CHALLENGES>
1. In the post about Swedish Wikipedia's millionth article, about how many articles has Lsjbot created to date?
2. Write out the rows from the first one down to the row holding "y-tick-label-right: 142 — [376, 69, 390, 79]", including both.

PAGE>
────

The one milionth article was not manually created by a human, but written by a piece of software (a “bot”). The bot, in this case, Lsjbot, collects data from different sources, and then compiles the information into a format that fits Wikipedia. Lsjbot has to date created about 454,000 articles, almost half of the articles on Swedish Wikipedia.

Lsj, Sverker Johansson, who runs Lsjbot

Bot-created articles have led to some debate, both before Lsjbot started its run, and currently. First, there was a lengthy discussion on Swedish Wikipedia after the initial proposal by Lsjbot’s operator, science teacher Sverker Johansson. The Swedish Wikipedia community was wary, having learned the lessons from previous conflicts about article-creating bots, including rambot in 2002. But there was also curiosity, so a series of test runs was made to make sure that the articles were acceptable.

After review, the Swedish Wikipedia editor community said okay. Lsjbot started by creating articles about different species of animals and plants – articles that are largely uncontroversial and that can have a similar format without feeling mechanical.

Subsequent criticism has come from prolific article writer Achim Raschka on German Wikipedia’s Kurier. Here the main complaint was that article is short: only 4 sentences long. This is a valid complaint. Even if longer articles are not always better, they tend to contain more information.

Therein lies the rub. The bots use as many datasets as their operators can find, but many sources are behind paywalls or are incomplete across entire taxon (covering only selected species). The upside of this criticism is that each statement in articles created by bots is supported by references, something that doesn’t happen in many other articles. This means that more references are added to Wikipedia by bots than by humans. This is of course not in itself a sign of quality, but it is a start for human contributors to search for more information. As with any article in Wikipedia, the readers can also help make bot-created articles better.

Is this the future for Wikipedia, to let software create articles? With Wikidata, it is certainly becoming easier to use software to create articles, something that can benefit the smaller Wikipedias. But we still need more humans to help make the determination of which sources are high quality, what information is presented correctly and what qualifies as clear writing.

So far, bots have shown that they are much quicker to create articles. In that respect, I, for one, bow to our robot overlords.

Lennart Guldbransson, Swedish Wikipedia editor

9 Responses to “Swedish Wikipedia surpasses 1 million articles with aid of article creation bot”

  1. I think eventually, most things online will be automated so there is less need for human intervention.

  2. Targaryen says:

    Bots are much better at creating articles. Humans need not apply.

    Wikipedia Netherlands was the first Wikipedia to break the 1 million article barrier through the use of bots.

  3. Paracel63 says:

    @Bjarne. That issue is discussed on the article’s discussion page. So far we have not got to the point that we think the new naming (made in 2010) has been embraced by the scientific sources. I think we have to wait and see, and in the meanwhile this article has gained a little weight.

────

SUPPLIED RECORDS>
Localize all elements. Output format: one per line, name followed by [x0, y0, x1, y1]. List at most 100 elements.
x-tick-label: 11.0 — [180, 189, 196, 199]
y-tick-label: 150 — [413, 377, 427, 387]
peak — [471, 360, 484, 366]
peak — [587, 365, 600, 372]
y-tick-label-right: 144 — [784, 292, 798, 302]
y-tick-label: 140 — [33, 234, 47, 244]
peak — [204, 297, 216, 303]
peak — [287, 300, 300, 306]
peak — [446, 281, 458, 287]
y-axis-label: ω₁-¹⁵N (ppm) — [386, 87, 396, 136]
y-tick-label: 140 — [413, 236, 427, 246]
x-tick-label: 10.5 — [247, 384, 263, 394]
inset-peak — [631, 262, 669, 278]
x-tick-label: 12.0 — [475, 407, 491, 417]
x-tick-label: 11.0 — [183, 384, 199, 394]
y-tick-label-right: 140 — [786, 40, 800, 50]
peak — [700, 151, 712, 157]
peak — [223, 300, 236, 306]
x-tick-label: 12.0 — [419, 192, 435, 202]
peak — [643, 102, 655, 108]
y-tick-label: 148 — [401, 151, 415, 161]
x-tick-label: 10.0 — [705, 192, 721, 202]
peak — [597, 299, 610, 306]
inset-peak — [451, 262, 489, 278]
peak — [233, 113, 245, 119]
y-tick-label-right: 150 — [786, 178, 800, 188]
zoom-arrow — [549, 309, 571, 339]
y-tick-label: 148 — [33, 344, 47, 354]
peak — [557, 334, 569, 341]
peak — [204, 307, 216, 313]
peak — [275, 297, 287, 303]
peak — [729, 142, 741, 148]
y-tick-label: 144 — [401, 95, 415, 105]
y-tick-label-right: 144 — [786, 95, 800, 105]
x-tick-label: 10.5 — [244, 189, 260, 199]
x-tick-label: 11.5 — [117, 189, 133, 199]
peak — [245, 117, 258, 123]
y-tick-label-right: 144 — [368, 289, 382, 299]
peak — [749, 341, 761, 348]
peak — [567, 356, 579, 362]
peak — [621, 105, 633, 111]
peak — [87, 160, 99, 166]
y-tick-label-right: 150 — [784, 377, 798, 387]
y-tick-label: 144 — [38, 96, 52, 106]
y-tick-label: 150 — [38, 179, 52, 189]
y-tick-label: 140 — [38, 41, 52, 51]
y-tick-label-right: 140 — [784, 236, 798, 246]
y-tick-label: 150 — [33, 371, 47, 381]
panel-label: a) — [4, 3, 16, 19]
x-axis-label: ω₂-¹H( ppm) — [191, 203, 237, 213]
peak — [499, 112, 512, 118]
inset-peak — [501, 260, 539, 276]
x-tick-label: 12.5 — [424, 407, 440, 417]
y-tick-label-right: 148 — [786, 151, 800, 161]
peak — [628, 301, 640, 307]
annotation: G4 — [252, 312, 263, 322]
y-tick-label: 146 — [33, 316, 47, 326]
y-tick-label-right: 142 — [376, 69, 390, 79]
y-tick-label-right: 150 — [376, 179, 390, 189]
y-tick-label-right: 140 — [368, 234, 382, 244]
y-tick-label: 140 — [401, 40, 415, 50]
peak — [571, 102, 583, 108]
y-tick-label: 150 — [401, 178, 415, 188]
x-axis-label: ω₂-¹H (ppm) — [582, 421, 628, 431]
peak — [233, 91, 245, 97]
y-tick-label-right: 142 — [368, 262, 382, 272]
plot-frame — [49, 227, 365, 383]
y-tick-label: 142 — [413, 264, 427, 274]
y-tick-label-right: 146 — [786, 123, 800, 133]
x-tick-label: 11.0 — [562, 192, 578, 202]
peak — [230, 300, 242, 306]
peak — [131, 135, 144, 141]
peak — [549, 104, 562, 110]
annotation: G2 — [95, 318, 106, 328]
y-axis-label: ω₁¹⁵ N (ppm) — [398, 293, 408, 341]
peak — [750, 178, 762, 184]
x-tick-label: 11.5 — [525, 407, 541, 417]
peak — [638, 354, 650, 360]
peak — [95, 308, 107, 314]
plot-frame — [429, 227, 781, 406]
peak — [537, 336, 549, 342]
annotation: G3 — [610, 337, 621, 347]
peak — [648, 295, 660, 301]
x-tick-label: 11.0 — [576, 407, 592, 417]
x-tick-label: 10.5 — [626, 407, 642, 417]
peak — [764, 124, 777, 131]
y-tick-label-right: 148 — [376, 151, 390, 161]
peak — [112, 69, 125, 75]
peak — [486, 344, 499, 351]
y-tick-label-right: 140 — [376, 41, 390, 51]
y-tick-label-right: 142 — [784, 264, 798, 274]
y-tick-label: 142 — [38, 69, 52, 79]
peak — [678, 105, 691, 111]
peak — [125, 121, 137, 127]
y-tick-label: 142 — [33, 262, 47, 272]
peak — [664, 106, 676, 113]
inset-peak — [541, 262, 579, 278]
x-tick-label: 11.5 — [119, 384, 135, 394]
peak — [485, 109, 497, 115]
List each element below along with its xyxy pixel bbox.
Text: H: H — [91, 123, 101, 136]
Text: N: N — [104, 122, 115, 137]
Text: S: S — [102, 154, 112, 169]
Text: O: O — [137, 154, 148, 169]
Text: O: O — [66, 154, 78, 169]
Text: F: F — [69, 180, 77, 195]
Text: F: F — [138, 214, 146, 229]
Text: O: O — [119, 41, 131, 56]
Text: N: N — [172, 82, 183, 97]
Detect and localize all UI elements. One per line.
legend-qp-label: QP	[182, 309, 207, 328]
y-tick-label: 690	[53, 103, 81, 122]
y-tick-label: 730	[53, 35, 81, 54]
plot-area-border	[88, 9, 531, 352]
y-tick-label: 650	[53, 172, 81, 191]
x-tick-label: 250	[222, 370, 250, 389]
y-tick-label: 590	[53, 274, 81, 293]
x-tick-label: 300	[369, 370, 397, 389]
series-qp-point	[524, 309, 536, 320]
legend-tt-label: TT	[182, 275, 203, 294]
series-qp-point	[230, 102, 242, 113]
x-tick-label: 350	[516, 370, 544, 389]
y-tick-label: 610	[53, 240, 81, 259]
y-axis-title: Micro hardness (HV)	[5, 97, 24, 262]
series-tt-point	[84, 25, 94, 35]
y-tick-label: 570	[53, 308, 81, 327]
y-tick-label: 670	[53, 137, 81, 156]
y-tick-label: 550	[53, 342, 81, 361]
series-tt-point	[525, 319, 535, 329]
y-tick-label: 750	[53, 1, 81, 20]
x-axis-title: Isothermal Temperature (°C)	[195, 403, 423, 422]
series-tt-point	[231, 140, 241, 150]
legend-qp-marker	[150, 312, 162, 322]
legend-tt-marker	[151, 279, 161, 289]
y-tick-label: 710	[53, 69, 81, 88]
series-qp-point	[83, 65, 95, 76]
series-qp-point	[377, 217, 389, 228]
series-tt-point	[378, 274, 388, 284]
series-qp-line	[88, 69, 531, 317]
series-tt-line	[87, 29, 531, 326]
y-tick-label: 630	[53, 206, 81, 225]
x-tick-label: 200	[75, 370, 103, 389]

────

SOLUTIONS TO THE EXERCISE>
1. About 454,000 articles.

2.
Localize all elements. Output format: one per line, name followed by [x0, y0, x1, y1]. List at most 100 elements.
x-tick-label: 11.0 — [180, 189, 196, 199]
y-tick-label: 150 — [413, 377, 427, 387]
peak — [471, 360, 484, 366]
peak — [587, 365, 600, 372]
y-tick-label-right: 144 — [784, 292, 798, 302]
y-tick-label: 140 — [33, 234, 47, 244]
peak — [204, 297, 216, 303]
peak — [287, 300, 300, 306]
peak — [446, 281, 458, 287]
y-axis-label: ω₁-¹⁵N (ppm) — [386, 87, 396, 136]
y-tick-label: 140 — [413, 236, 427, 246]
x-tick-label: 10.5 — [247, 384, 263, 394]
inset-peak — [631, 262, 669, 278]
x-tick-label: 12.0 — [475, 407, 491, 417]
x-tick-label: 11.0 — [183, 384, 199, 394]
y-tick-label-right: 140 — [786, 40, 800, 50]
peak — [700, 151, 712, 157]
peak — [223, 300, 236, 306]
x-tick-label: 12.0 — [419, 192, 435, 202]
peak — [643, 102, 655, 108]
y-tick-label: 148 — [401, 151, 415, 161]
x-tick-label: 10.0 — [705, 192, 721, 202]
peak — [597, 299, 610, 306]
inset-peak — [451, 262, 489, 278]
peak — [233, 113, 245, 119]
y-tick-label-right: 150 — [786, 178, 800, 188]
zoom-arrow — [549, 309, 571, 339]
y-tick-label: 148 — [33, 344, 47, 354]
peak — [557, 334, 569, 341]
peak — [204, 307, 216, 313]
peak — [275, 297, 287, 303]
peak — [729, 142, 741, 148]
y-tick-label: 144 — [401, 95, 415, 105]
y-tick-label-right: 144 — [786, 95, 800, 105]
x-tick-label: 10.5 — [244, 189, 260, 199]
x-tick-label: 11.5 — [117, 189, 133, 199]
peak — [245, 117, 258, 123]
y-tick-label-right: 144 — [368, 289, 382, 299]
peak — [749, 341, 761, 348]
peak — [567, 356, 579, 362]
peak — [621, 105, 633, 111]
peak — [87, 160, 99, 166]
y-tick-label-right: 150 — [784, 377, 798, 387]
y-tick-label: 144 — [38, 96, 52, 106]
y-tick-label: 150 — [38, 179, 52, 189]
y-tick-label: 140 — [38, 41, 52, 51]
y-tick-label-right: 140 — [784, 236, 798, 246]
y-tick-label: 150 — [33, 371, 47, 381]
panel-label: a) — [4, 3, 16, 19]
x-axis-label: ω₂-¹H( ppm) — [191, 203, 237, 213]
peak — [499, 112, 512, 118]
inset-peak — [501, 260, 539, 276]
x-tick-label: 12.5 — [424, 407, 440, 417]
y-tick-label-right: 148 — [786, 151, 800, 161]
peak — [628, 301, 640, 307]
annotation: G4 — [252, 312, 263, 322]
y-tick-label: 146 — [33, 316, 47, 326]
y-tick-label-right: 142 — [376, 69, 390, 79]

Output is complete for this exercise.